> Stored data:

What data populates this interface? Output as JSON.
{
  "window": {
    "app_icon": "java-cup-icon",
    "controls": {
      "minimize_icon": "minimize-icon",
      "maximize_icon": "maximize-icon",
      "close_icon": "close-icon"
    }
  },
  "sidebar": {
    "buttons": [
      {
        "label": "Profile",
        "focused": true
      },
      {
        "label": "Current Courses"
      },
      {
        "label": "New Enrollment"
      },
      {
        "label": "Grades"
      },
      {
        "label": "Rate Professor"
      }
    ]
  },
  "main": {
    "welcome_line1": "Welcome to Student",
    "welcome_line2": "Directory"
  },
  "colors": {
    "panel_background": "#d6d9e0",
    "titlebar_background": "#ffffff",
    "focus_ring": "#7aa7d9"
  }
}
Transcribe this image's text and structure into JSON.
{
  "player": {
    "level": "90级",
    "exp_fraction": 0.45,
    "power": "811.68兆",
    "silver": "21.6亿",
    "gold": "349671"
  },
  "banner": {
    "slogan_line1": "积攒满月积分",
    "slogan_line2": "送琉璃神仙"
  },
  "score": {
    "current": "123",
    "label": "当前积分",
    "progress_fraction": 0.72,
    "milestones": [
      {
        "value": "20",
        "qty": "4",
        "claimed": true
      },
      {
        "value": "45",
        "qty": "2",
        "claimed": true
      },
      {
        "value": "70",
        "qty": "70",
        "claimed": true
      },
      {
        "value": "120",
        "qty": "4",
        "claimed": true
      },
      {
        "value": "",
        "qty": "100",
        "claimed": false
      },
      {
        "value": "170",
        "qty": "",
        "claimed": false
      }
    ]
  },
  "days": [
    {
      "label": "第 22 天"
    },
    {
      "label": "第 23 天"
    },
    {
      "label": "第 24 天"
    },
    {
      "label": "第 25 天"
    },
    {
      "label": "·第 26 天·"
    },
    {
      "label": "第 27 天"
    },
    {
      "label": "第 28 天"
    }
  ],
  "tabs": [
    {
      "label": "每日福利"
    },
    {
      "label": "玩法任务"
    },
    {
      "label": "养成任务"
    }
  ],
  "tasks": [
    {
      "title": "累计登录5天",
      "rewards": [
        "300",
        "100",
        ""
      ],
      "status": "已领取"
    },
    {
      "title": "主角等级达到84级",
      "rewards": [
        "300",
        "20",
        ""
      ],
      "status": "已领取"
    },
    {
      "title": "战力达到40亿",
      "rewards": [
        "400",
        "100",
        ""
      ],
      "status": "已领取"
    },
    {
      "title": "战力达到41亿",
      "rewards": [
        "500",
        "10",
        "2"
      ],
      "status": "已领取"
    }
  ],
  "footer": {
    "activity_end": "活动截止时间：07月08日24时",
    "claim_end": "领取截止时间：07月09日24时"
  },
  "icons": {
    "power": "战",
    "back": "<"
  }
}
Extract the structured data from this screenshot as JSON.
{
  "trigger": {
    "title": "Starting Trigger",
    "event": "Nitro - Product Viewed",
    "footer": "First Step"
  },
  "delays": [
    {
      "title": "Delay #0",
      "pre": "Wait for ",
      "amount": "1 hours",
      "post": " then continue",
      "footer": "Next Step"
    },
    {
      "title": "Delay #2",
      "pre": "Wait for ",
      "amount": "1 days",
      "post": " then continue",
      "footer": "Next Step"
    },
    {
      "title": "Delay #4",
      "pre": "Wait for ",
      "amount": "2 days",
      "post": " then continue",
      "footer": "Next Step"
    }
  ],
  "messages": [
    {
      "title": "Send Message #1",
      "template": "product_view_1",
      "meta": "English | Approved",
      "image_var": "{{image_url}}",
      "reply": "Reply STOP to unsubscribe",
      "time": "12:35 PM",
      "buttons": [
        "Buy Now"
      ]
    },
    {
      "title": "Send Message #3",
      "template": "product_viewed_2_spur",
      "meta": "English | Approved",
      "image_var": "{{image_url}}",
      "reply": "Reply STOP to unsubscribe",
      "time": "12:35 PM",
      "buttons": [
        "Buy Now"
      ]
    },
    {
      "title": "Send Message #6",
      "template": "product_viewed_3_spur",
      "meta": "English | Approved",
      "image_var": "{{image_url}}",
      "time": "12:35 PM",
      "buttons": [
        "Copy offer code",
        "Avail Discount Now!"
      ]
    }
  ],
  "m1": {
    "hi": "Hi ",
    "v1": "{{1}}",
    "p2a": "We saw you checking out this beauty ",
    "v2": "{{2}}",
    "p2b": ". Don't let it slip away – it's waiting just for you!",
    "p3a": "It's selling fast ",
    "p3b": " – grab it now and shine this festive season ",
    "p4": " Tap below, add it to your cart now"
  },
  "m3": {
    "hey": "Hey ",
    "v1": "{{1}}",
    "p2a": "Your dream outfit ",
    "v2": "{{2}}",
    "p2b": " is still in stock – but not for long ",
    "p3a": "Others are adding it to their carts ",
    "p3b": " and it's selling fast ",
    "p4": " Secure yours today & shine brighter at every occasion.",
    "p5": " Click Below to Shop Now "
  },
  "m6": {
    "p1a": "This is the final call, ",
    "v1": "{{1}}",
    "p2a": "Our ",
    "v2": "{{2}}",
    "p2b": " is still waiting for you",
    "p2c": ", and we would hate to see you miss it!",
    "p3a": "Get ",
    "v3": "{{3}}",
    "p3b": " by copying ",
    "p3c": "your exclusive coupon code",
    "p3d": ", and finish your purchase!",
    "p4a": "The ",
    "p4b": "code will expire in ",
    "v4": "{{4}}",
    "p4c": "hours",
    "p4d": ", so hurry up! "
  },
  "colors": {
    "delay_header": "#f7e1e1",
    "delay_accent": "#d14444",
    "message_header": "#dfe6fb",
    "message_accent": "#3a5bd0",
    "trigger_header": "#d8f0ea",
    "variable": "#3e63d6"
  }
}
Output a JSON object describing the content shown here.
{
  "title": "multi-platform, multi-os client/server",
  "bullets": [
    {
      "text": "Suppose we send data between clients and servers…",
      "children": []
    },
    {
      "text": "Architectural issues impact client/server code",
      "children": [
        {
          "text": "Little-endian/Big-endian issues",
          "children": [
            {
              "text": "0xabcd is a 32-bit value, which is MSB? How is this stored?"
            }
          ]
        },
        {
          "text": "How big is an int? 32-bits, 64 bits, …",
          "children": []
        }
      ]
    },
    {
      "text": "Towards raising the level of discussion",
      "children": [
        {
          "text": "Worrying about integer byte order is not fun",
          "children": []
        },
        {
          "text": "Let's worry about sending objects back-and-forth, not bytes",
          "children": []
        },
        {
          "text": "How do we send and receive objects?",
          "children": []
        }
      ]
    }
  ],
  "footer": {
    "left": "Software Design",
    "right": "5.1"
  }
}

> REQUIREMENT: Work out the number of lines above that include the string "level" and write only that number.

> EXERCISE ANSWER: 2